EXERCISE DESCRIPTION: Set every record down verbatim and omit the pictures.

(Items from a dataset)

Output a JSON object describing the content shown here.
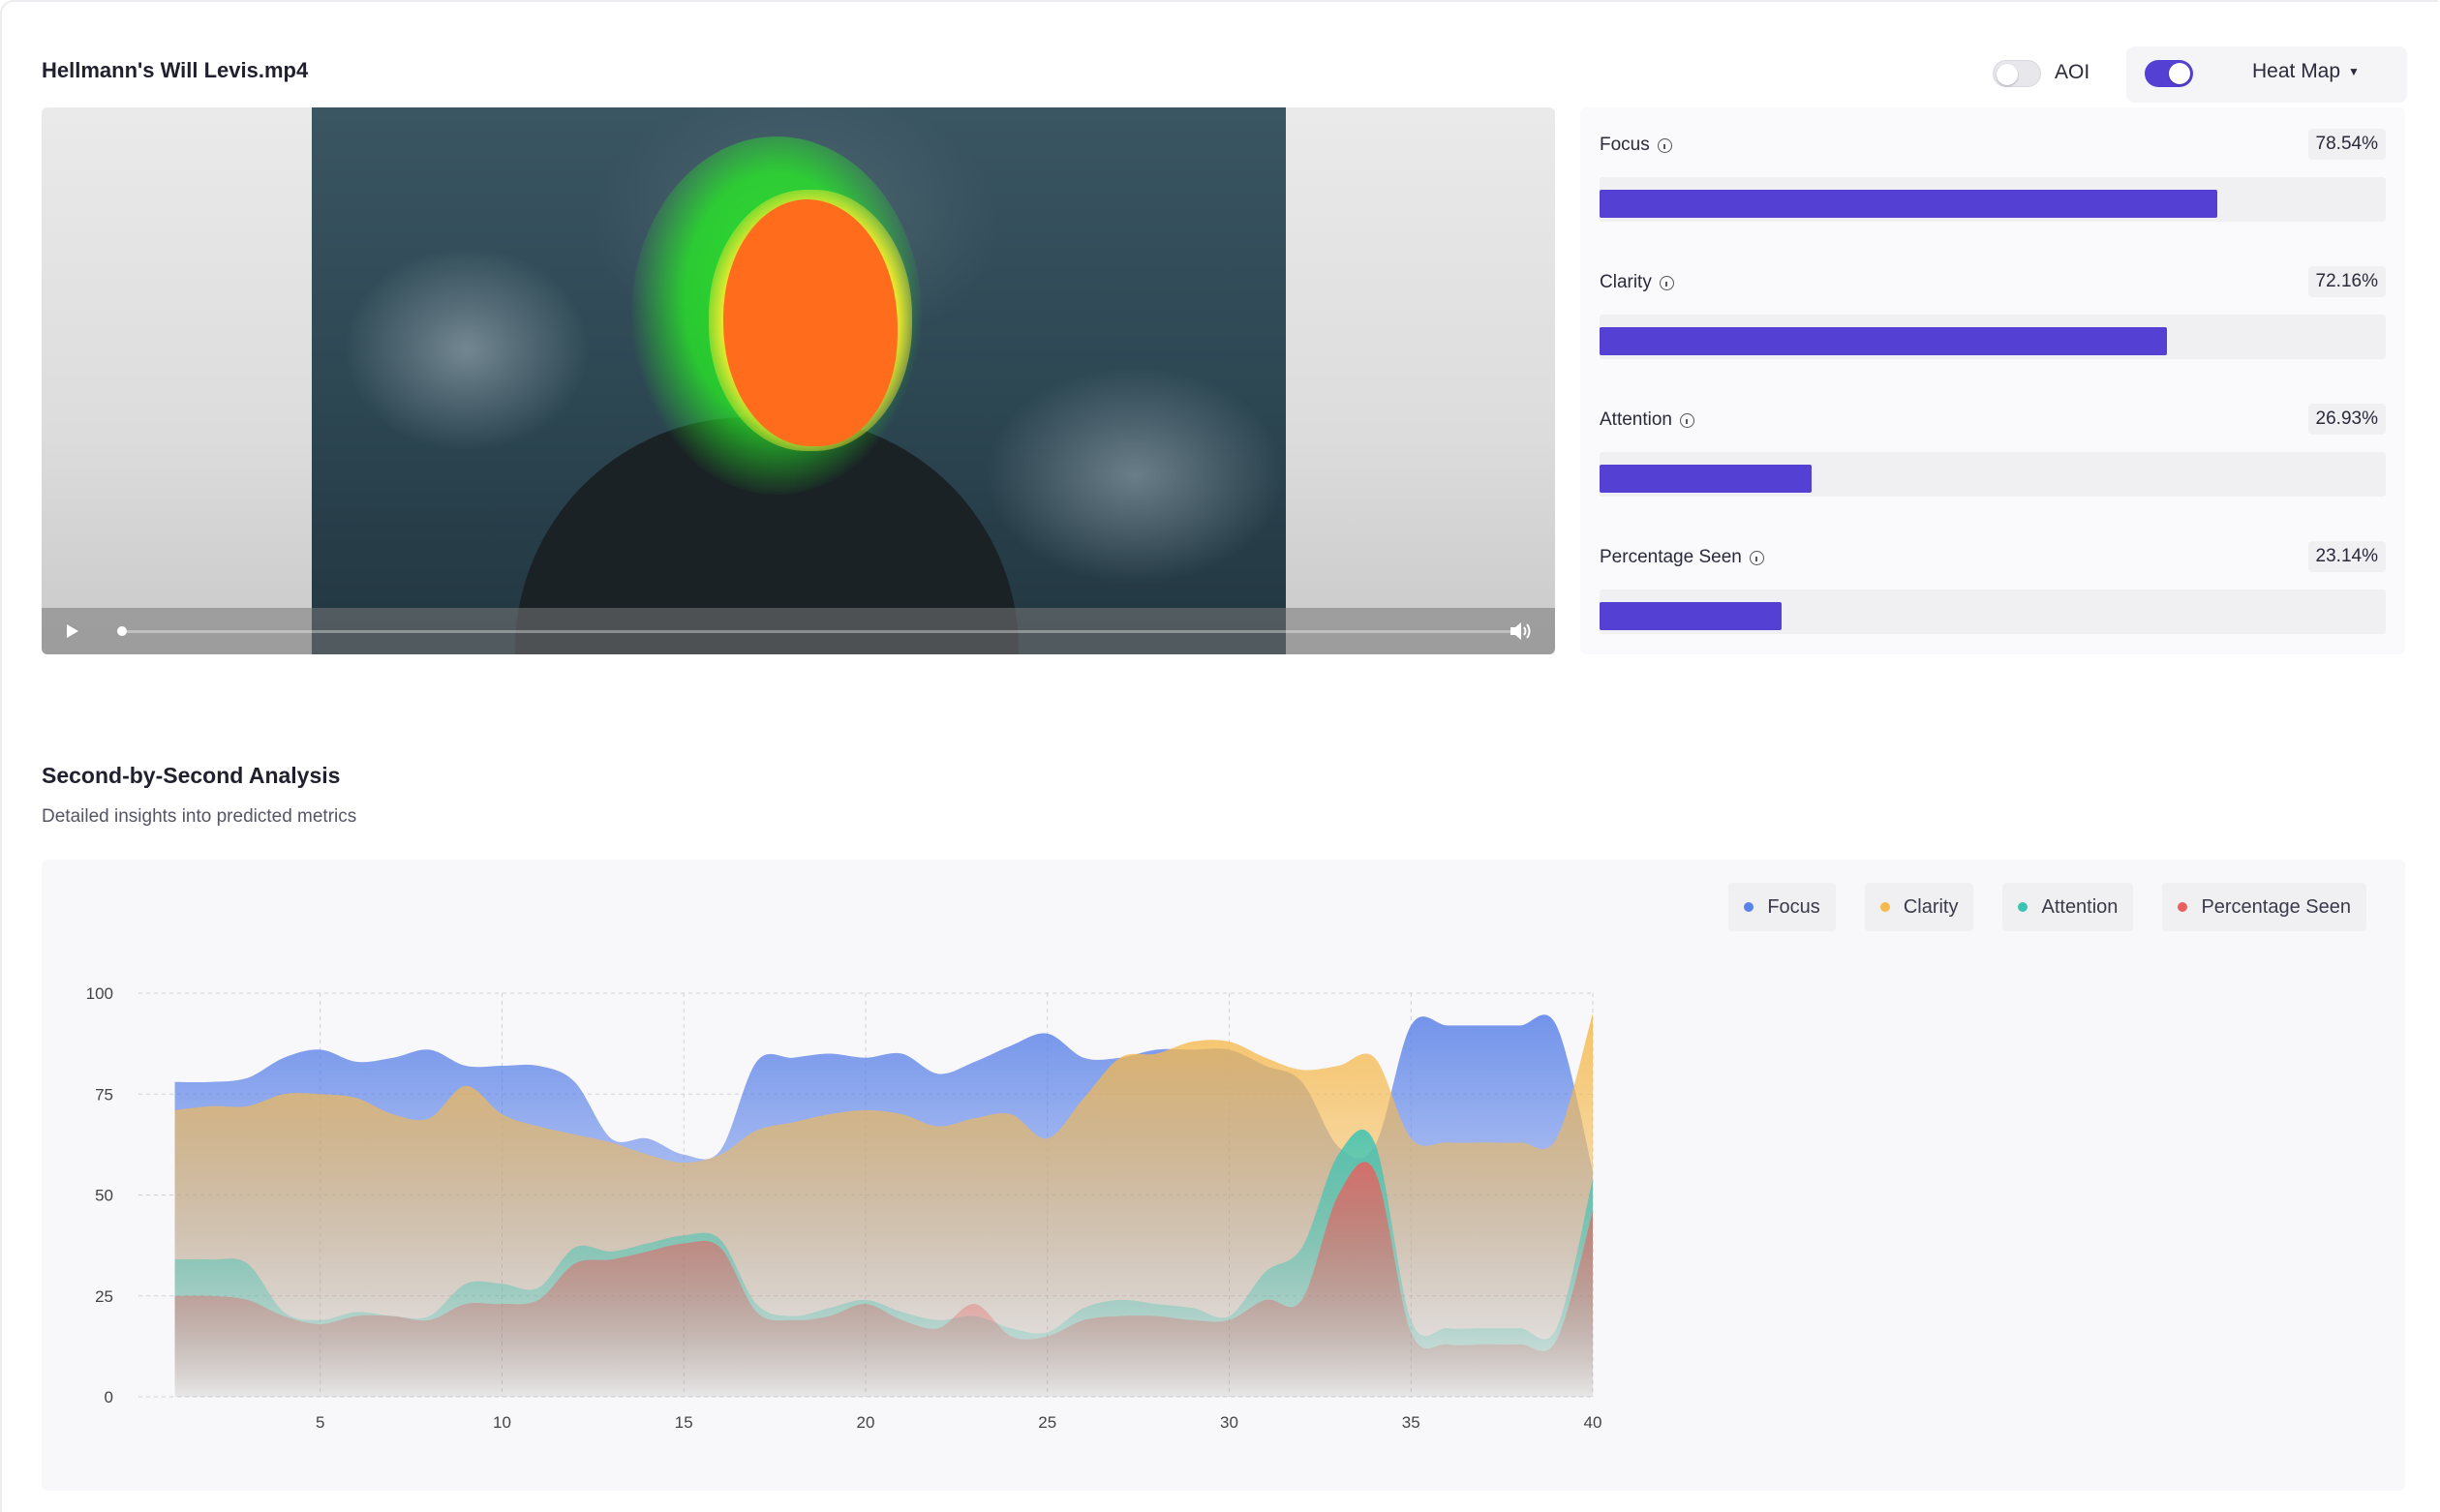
{
  "header": {
    "file_name": "Hellmann's Will Levis.mp4",
    "aoi_label": "AOI",
    "aoi_enabled": false,
    "heatmap_enabled": true,
    "view_mode": "Heat Map"
  },
  "metrics": [
    {
      "label": "Focus",
      "value_text": "78.54%",
      "value": 78.54
    },
    {
      "label": "Clarity",
      "value_text": "72.16%",
      "value": 72.16
    },
    {
      "label": "Attention",
      "value_text": "26.93%",
      "value": 26.93
    },
    {
      "label": "Percentage Seen",
      "value_text": "23.14%",
      "value": 23.14
    }
  ],
  "analysis": {
    "title": "Second-by-Second Analysis",
    "subtitle": "Detailed insights into predicted metrics"
  },
  "chart_data": {
    "type": "area",
    "title": "",
    "xlabel": "",
    "ylabel": "",
    "xlim": [
      0,
      40
    ],
    "ylim": [
      0,
      100
    ],
    "x_ticks": [
      5,
      10,
      15,
      20,
      25,
      30,
      35,
      40
    ],
    "y_ticks": [
      0,
      25,
      50,
      75,
      100
    ],
    "grid": true,
    "legend_position": "top-right",
    "x": [
      1,
      2,
      3,
      4,
      5,
      6,
      7,
      8,
      9,
      10,
      11,
      12,
      13,
      14,
      15,
      16,
      17,
      18,
      19,
      20,
      21,
      22,
      23,
      24,
      25,
      26,
      27,
      28,
      29,
      30,
      31,
      32,
      33,
      34,
      35,
      36,
      37,
      38,
      39,
      40
    ],
    "series": [
      {
        "name": "Focus",
        "color": "#5b82e8",
        "values": [
          78,
          78,
          79,
          84,
          86,
          83,
          84,
          86,
          82,
          82,
          82,
          78,
          64,
          64,
          60,
          61,
          83,
          84,
          85,
          84,
          85,
          80,
          83,
          87,
          90,
          84,
          84,
          86,
          86,
          86,
          82,
          78,
          62,
          62,
          92,
          92,
          92,
          92,
          92,
          56
        ]
      },
      {
        "name": "Clarity",
        "color": "#f5b94e",
        "values": [
          71,
          72,
          72,
          75,
          75,
          74,
          70,
          69,
          77,
          70,
          67,
          65,
          63,
          60,
          58,
          60,
          66,
          68,
          70,
          71,
          70,
          67,
          69,
          70,
          64,
          74,
          84,
          85,
          88,
          88,
          84,
          81,
          82,
          84,
          64,
          63,
          63,
          63,
          64,
          95
        ]
      },
      {
        "name": "Attention",
        "color": "#3bc4b4",
        "values": [
          34,
          34,
          33,
          21,
          19,
          21,
          20,
          20,
          28,
          28,
          27,
          37,
          36,
          38,
          40,
          39,
          23,
          20,
          22,
          24,
          21,
          19,
          20,
          17,
          16,
          22,
          24,
          23,
          22,
          20,
          31,
          37,
          60,
          63,
          19,
          17,
          17,
          17,
          17,
          54
        ]
      },
      {
        "name": "Percentage Seen",
        "color": "#e8605e",
        "values": [
          25,
          25,
          24,
          20,
          18,
          20,
          20,
          19,
          23,
          23,
          24,
          33,
          34,
          36,
          38,
          37,
          21,
          19,
          20,
          23,
          19,
          17,
          23,
          15,
          15,
          19,
          20,
          20,
          19,
          19,
          24,
          24,
          50,
          56,
          16,
          13,
          13,
          13,
          14,
          46
        ]
      }
    ]
  }
}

THE COMPLETED TASK:
Output a JSON object describing the content shown here.
{
  "header": {
    "file_name": "Hellmann's Will Levis.mp4",
    "aoi_label": "AOI",
    "aoi_enabled": false,
    "heatmap_enabled": true,
    "view_mode": "Heat Map"
  },
  "metrics": [
    {
      "label": "Focus",
      "value_text": "78.54%",
      "value": 78.54
    },
    {
      "label": "Clarity",
      "value_text": "72.16%",
      "value": 72.16
    },
    {
      "label": "Attention",
      "value_text": "26.93%",
      "value": 26.93
    },
    {
      "label": "Percentage Seen",
      "value_text": "23.14%",
      "value": 23.14
    }
  ],
  "analysis": {
    "title": "Second-by-Second Analysis",
    "subtitle": "Detailed insights into predicted metrics"
  },
  "chart_data": {
    "type": "area",
    "title": "",
    "xlabel": "",
    "ylabel": "",
    "xlim": [
      0,
      40
    ],
    "ylim": [
      0,
      100
    ],
    "x_ticks": [
      5,
      10,
      15,
      20,
      25,
      30,
      35,
      40
    ],
    "y_ticks": [
      0,
      25,
      50,
      75,
      100
    ],
    "grid": true,
    "legend_position": "top-right",
    "x": [
      1,
      2,
      3,
      4,
      5,
      6,
      7,
      8,
      9,
      10,
      11,
      12,
      13,
      14,
      15,
      16,
      17,
      18,
      19,
      20,
      21,
      22,
      23,
      24,
      25,
      26,
      27,
      28,
      29,
      30,
      31,
      32,
      33,
      34,
      35,
      36,
      37,
      38,
      39,
      40
    ],
    "series": [
      {
        "name": "Focus",
        "color": "#5b82e8",
        "values": [
          78,
          78,
          79,
          84,
          86,
          83,
          84,
          86,
          82,
          82,
          82,
          78,
          64,
          64,
          60,
          61,
          83,
          84,
          85,
          84,
          85,
          80,
          83,
          87,
          90,
          84,
          84,
          86,
          86,
          86,
          82,
          78,
          62,
          62,
          92,
          92,
          92,
          92,
          92,
          56
        ]
      },
      {
        "name": "Clarity",
        "color": "#f5b94e",
        "values": [
          71,
          72,
          72,
          75,
          75,
          74,
          70,
          69,
          77,
          70,
          67,
          65,
          63,
          60,
          58,
          60,
          66,
          68,
          70,
          71,
          70,
          67,
          69,
          70,
          64,
          74,
          84,
          85,
          88,
          88,
          84,
          81,
          82,
          84,
          64,
          63,
          63,
          63,
          64,
          95
        ]
      },
      {
        "name": "Attention",
        "color": "#3bc4b4",
        "values": [
          34,
          34,
          33,
          21,
          19,
          21,
          20,
          20,
          28,
          28,
          27,
          37,
          36,
          38,
          40,
          39,
          23,
          20,
          22,
          24,
          21,
          19,
          20,
          17,
          16,
          22,
          24,
          23,
          22,
          20,
          31,
          37,
          60,
          63,
          19,
          17,
          17,
          17,
          17,
          54
        ]
      },
      {
        "name": "Percentage Seen",
        "color": "#e8605e",
        "values": [
          25,
          25,
          24,
          20,
          18,
          20,
          20,
          19,
          23,
          23,
          24,
          33,
          34,
          36,
          38,
          37,
          21,
          19,
          20,
          23,
          19,
          17,
          23,
          15,
          15,
          19,
          20,
          20,
          19,
          19,
          24,
          24,
          50,
          56,
          16,
          13,
          13,
          13,
          14,
          46
        ]
      }
    ]
  }
}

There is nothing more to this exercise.